* To do *
The material is to be repeated exactly, from first line to last.

------ Data to use

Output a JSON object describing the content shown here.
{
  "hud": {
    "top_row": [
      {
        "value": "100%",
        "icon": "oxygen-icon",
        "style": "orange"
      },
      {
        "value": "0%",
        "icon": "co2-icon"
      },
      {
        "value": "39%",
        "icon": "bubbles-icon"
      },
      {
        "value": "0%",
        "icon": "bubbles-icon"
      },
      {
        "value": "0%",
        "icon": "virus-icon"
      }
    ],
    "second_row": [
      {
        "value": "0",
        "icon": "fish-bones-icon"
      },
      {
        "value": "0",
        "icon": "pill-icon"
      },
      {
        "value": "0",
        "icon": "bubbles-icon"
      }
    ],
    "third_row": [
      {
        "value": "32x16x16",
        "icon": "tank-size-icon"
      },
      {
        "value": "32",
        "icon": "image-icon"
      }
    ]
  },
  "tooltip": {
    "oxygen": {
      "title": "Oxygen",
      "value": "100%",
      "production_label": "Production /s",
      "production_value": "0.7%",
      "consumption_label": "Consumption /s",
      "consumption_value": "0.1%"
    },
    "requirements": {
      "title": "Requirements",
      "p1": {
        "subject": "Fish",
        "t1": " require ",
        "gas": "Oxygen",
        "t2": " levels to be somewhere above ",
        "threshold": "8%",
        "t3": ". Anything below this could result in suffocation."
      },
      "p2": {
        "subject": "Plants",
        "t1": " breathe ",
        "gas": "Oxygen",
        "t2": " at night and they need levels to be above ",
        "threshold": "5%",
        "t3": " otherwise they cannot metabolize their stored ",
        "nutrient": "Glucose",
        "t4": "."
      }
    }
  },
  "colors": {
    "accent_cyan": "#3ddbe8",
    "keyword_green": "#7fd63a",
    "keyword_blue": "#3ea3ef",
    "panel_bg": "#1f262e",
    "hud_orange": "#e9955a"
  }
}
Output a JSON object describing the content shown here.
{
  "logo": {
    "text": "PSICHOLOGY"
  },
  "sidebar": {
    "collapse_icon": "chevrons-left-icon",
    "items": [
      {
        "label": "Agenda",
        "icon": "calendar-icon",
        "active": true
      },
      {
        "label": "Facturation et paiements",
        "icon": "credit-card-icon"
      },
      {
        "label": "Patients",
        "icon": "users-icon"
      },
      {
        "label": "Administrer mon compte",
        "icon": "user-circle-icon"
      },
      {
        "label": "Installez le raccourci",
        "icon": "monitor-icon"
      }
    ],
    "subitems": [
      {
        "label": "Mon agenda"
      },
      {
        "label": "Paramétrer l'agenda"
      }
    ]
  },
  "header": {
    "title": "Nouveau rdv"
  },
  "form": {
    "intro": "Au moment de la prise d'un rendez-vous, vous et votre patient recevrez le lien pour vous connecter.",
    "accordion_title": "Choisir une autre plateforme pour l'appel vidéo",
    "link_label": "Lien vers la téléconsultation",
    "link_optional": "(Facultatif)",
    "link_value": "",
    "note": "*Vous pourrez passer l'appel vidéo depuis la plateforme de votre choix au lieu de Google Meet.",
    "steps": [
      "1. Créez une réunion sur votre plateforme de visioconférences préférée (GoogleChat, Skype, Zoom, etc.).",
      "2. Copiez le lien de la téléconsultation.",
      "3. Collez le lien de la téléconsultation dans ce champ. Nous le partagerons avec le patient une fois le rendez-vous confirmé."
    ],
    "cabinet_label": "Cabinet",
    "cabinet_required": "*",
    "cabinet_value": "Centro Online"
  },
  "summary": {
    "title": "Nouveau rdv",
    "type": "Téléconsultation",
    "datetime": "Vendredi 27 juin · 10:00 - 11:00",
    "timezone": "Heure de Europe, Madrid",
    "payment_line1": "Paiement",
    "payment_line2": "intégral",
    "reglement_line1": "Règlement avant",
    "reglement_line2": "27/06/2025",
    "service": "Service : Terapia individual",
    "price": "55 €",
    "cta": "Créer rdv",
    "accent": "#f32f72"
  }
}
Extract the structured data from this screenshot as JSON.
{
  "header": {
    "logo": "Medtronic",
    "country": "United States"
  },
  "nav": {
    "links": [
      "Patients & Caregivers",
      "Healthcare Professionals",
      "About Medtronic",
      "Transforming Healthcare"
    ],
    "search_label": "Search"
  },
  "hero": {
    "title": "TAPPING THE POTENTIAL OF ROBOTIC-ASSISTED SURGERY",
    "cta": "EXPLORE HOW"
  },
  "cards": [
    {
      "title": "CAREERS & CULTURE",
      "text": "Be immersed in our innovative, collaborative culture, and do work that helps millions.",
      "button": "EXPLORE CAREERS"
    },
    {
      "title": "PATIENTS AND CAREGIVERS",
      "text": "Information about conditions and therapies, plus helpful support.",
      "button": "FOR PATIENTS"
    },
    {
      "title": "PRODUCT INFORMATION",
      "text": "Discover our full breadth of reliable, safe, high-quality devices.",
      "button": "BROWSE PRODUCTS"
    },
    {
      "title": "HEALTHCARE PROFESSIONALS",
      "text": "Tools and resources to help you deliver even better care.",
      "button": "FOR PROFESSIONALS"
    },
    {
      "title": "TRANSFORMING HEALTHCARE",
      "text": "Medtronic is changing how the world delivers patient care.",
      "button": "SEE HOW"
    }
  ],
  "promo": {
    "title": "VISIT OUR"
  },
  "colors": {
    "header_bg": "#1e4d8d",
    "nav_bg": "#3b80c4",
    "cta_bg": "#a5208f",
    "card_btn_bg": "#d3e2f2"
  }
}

------------

* Result of the task *
Output a JSON object describing the content shown here.
{
  "hud": {
    "top_row": [
      {
        "value": "100%",
        "icon": "oxygen-icon",
        "style": "orange"
      },
      {
        "value": "0%",
        "icon": "co2-icon"
      },
      {
        "value": "39%",
        "icon": "bubbles-icon"
      },
      {
        "value": "0%",
        "icon": "bubbles-icon"
      },
      {
        "value": "0%",
        "icon": "virus-icon"
      }
    ],
    "second_row": [
      {
        "value": "0",
        "icon": "fish-bones-icon"
      },
      {
        "value": "0",
        "icon": "pill-icon"
      },
      {
        "value": "0",
        "icon": "bubbles-icon"
      }
    ],
    "third_row": [
      {
        "value": "32x16x16",
        "icon": "tank-size-icon"
      },
      {
        "value": "32",
        "icon": "image-icon"
      }
    ]
  },
  "tooltip": {
    "oxygen": {
      "title": "Oxygen",
      "value": "100%",
      "production_label": "Production /s",
      "production_value": "0.7%",
      "consumption_label": "Consumption /s",
      "consumption_value": "0.1%"
    },
    "requirements": {
      "title": "Requirements",
      "p1": {
        "subject": "Fish",
        "t1": " require ",
        "gas": "Oxygen",
        "t2": " levels to be somewhere above ",
        "threshold": "8%",
        "t3": ". Anything below this could result in suffocation."
      },
      "p2": {
        "subject": "Plants",
        "t1": " breathe ",
        "gas": "Oxygen",
        "t2": " at night and they need levels to be above ",
        "threshold": "5%",
        "t3": " otherwise they cannot metabolize their stored ",
        "nutrient": "Glucose",
        "t4": "."
      }
    }
  },
  "colors": {
    "accent_cyan": "#3ddbe8",
    "keyword_green": "#7fd63a",
    "keyword_blue": "#3ea3ef",
    "panel_bg": "#1f262e",
    "hud_orange": "#e9955a"
  }
}
Output a JSON object describing the content shown here.
{
  "logo": {
    "text": "PSICHOLOGY"
  },
  "sidebar": {
    "collapse_icon": "chevrons-left-icon",
    "items": [
      {
        "label": "Agenda",
        "icon": "calendar-icon",
        "active": true
      },
      {
        "label": "Facturation et paiements",
        "icon": "credit-card-icon"
      },
      {
        "label": "Patients",
        "icon": "users-icon"
      },
      {
        "label": "Administrer mon compte",
        "icon": "user-circle-icon"
      },
      {
        "label": "Installez le raccourci",
        "icon": "monitor-icon"
      }
    ],
    "subitems": [
      {
        "label": "Mon agenda"
      },
      {
        "label": "Paramétrer l'agenda"
      }
    ]
  },
  "header": {
    "title": "Nouveau rdv"
  },
  "form": {
    "intro": "Au moment de la prise d'un rendez-vous, vous et votre patient recevrez le lien pour vous connecter.",
    "accordion_title": "Choisir une autre plateforme pour l'appel vidéo",
    "link_label": "Lien vers la téléconsultation",
    "link_optional": "(Facultatif)",
    "link_value": "",
    "note": "*Vous pourrez passer l'appel vidéo depuis la plateforme de votre choix au lieu de Google Meet.",
    "steps": [
      "1. Créez une réunion sur votre plateforme de visioconférences préférée (GoogleChat, Skype, Zoom, etc.).",
      "2. Copiez le lien de la téléconsultation.",
      "3. Collez le lien de la téléconsultation dans ce champ. Nous le partagerons avec le patient une fois le rendez-vous confirmé."
    ],
    "cabinet_label": "Cabinet",
    "cabinet_required": "*",
    "cabinet_value": "Centro Online"
  },
  "summary": {
    "title": "Nouveau rdv",
    "type": "Téléconsultation",
    "datetime": "Vendredi 27 juin · 10:00 - 11:00",
    "timezone": "Heure de Europe, Madrid",
    "payment_line1": "Paiement",
    "payment_line2": "intégral",
    "reglement_line1": "Règlement avant",
    "reglement_line2": "27/06/2025",
    "service": "Service : Terapia individual",
    "price": "55 €",
    "cta": "Créer rdv",
    "accent": "#f32f72"
  }
}
Extract the structured data from this screenshot as JSON.
{
  "header": {
    "logo": "Medtronic",
    "country": "United States"
  },
  "nav": {
    "links": [
      "Patients & Caregivers",
      "Healthcare Professionals",
      "About Medtronic",
      "Transforming Healthcare"
    ],
    "search_label": "Search"
  },
  "hero": {
    "title": "TAPPING THE POTENTIAL OF ROBOTIC-ASSISTED SURGERY",
    "cta": "EXPLORE HOW"
  },
  "cards": [
    {
      "title": "CAREERS & CULTURE",
      "text": "Be immersed in our innovative, collaborative culture, and do work that helps millions.",
      "button": "EXPLORE CAREERS"
    },
    {
      "title": "PATIENTS AND CAREGIVERS",
      "text": "Information about conditions and therapies, plus helpful support.",
      "button": "FOR PATIENTS"
    },
    {
      "title": "PRODUCT INFORMATION",
      "text": "Discover our full breadth of reliable, safe, high-quality devices.",
      "button": "BROWSE PRODUCTS"
    },
    {
      "title": "HEALTHCARE PROFESSIONALS",
      "text": "Tools and resources to help you deliver even better care.",
      "button": "FOR PROFESSIONALS"
    },
    {
      "title": "TRANSFORMING HEALTHCARE",
      "text": "Medtronic is changing how the world delivers patient care.",
      "button": "SEE HOW"
    }
  ],
  "promo": {
    "title": "VISIT OUR"
  },
  "colors": {
    "header_bg": "#1e4d8d",
    "nav_bg": "#3b80c4",
    "cta_bg": "#a5208f",
    "card_btn_bg": "#d3e2f2"
  }
}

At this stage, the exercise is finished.